## Dataset excerpt
--- BEGIN ---

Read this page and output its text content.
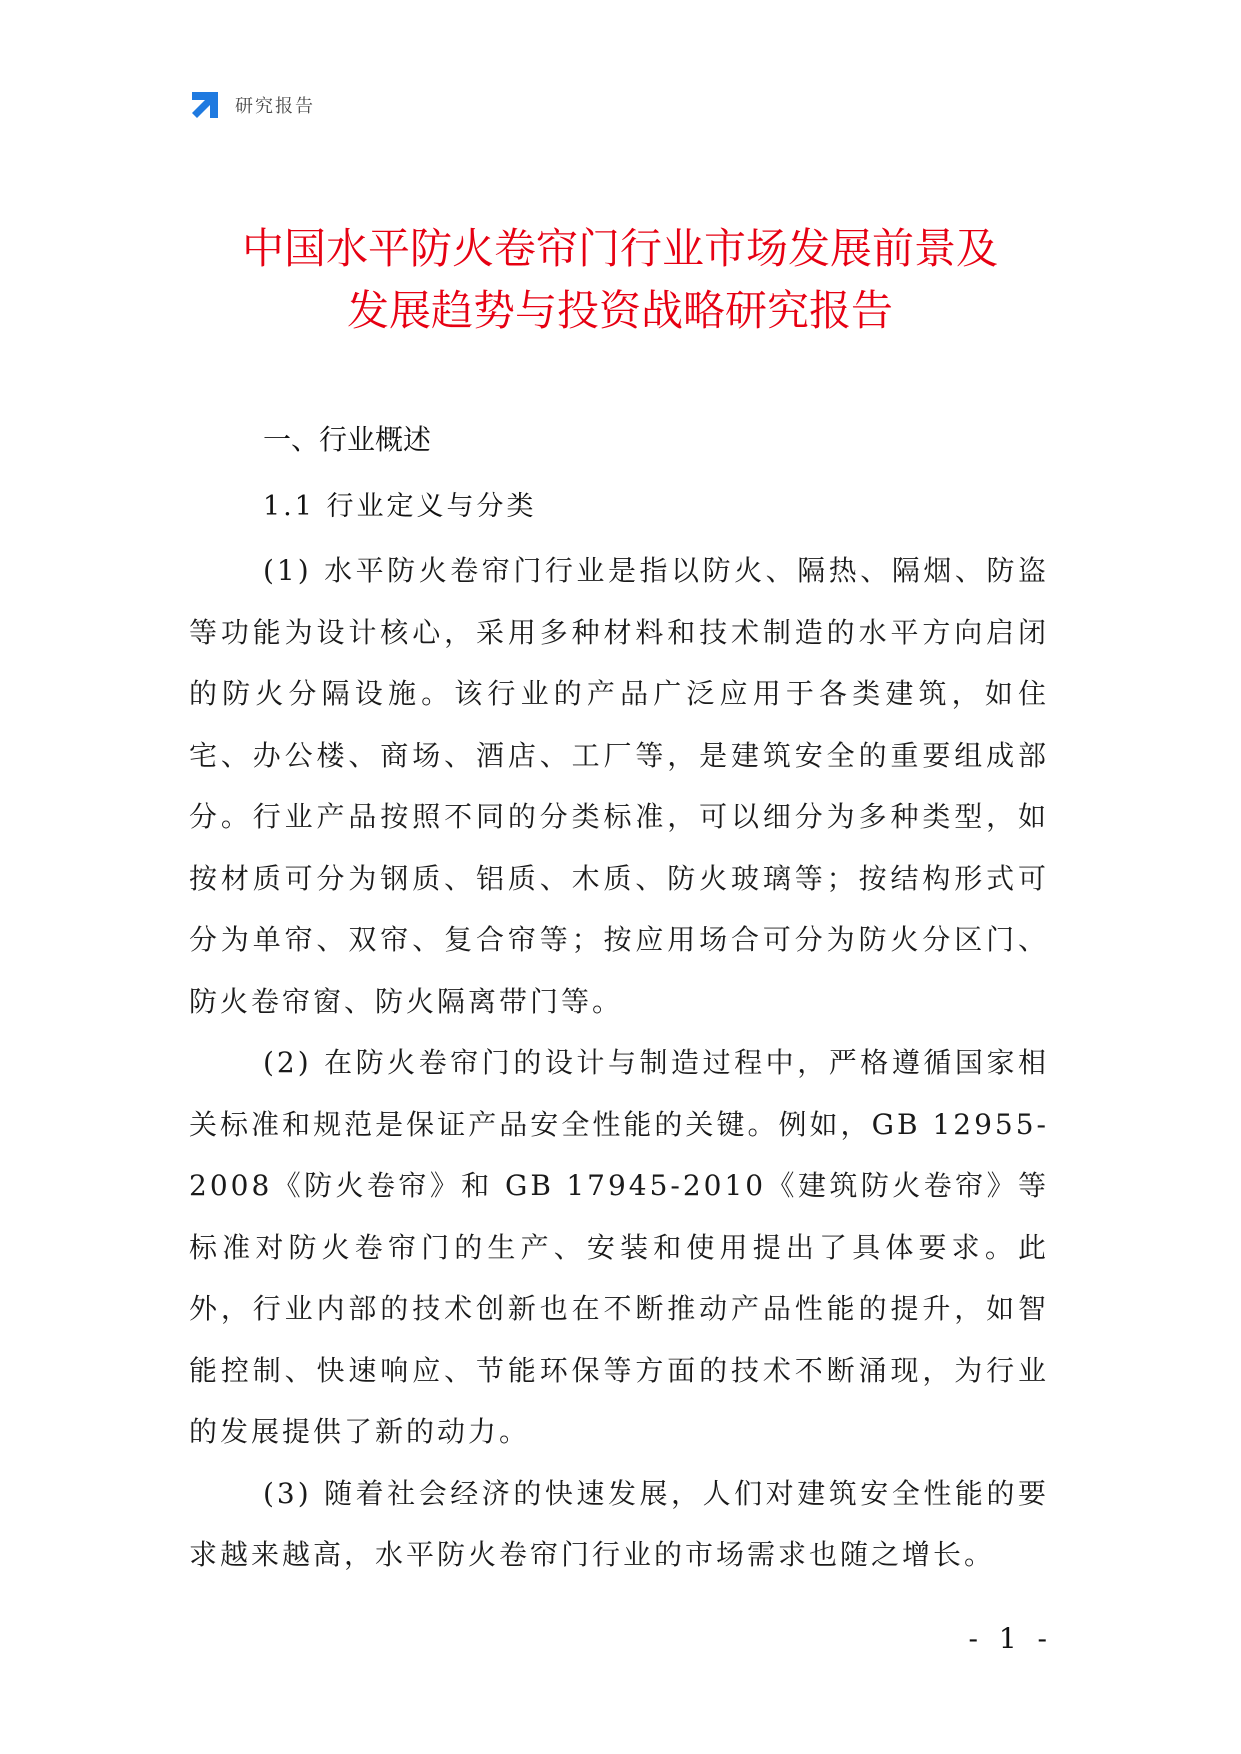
研究报告
中国水平防火卷帘门行业市场发展前景及
发展趋势与投资战略研究报告
一、行业概述
1.1 行业定义与分类

(1) 水平防火卷帘门行业是指以防火、隔热、隔烟、防盗等功能为设计核心，采用多种材料和技术制造的水平方向启闭的防火分隔设施。该行业的产品广泛应用于各类建筑，如住宅、办公楼、商场、酒店、工厂等，是建筑安全的重要组成部分。行业产品按照不同的分类标准，可以细分为多种类型，如按材质可分为钢质、铝质、木质、防火玻璃等；按结构形式可分为单帘、双帘、复合帘等；按应用场合可分为防火分区门、防火卷帘窗、防火隔离带门等。

(2) 在防火卷帘门的设计与制造过程中，严格遵循国家相关标准和规范是保证产品安全性能的关键。例如，GB 12955-2008《防火卷帘》和 GB 17945-2010《建筑防火卷帘》等标准对防火卷帘门的生产、安装和使用提出了具体要求。此外，行业内部的技术创新也在不断推动产品性能的提升，如智能控制、快速响应、节能环保等方面的技术不断涌现，为行业的发展提供了新的动力。

(3) 随着社会经济的快速发展，人们对建筑安全性能的要求越来越高，水平防火卷帘门行业的市场需求也随之增长。

- 1 -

--- END ---

Return all of the entries exactly as written, but drop any pictures they hold.

## Reply to the exercise
Read this page and output its text content.
研究报告
中国水平防火卷帘门行业市场发展前景及
发展趋势与投资战略研究报告
一、行业概述
1.1 行业定义与分类

(1) 水平防火卷帘门行业是指以防火、隔热、隔烟、防盗等功能为设计核心，采用多种材料和技术制造的水平方向启闭的防火分隔设施。该行业的产品广泛应用于各类建筑，如住宅、办公楼、商场、酒店、工厂等，是建筑安全的重要组成部分。行业产品按照不同的分类标准，可以细分为多种类型，如按材质可分为钢质、铝质、木质、防火玻璃等；按结构形式可分为单帘、双帘、复合帘等；按应用场合可分为防火分区门、防火卷帘窗、防火隔离带门等。

(2) 在防火卷帘门的设计与制造过程中，严格遵循国家相关标准和规范是保证产品安全性能的关键。例如，GB 12955-2008《防火卷帘》和 GB 17945-2010《建筑防火卷帘》等标准对防火卷帘门的生产、安装和使用提出了具体要求。此外，行业内部的技术创新也在不断推动产品性能的提升，如智能控制、快速响应、节能环保等方面的技术不断涌现，为行业的发展提供了新的动力。

(3) 随着社会经济的快速发展，人们对建筑安全性能的要求越来越高，水平防火卷帘门行业的市场需求也随之增长。

- 1 -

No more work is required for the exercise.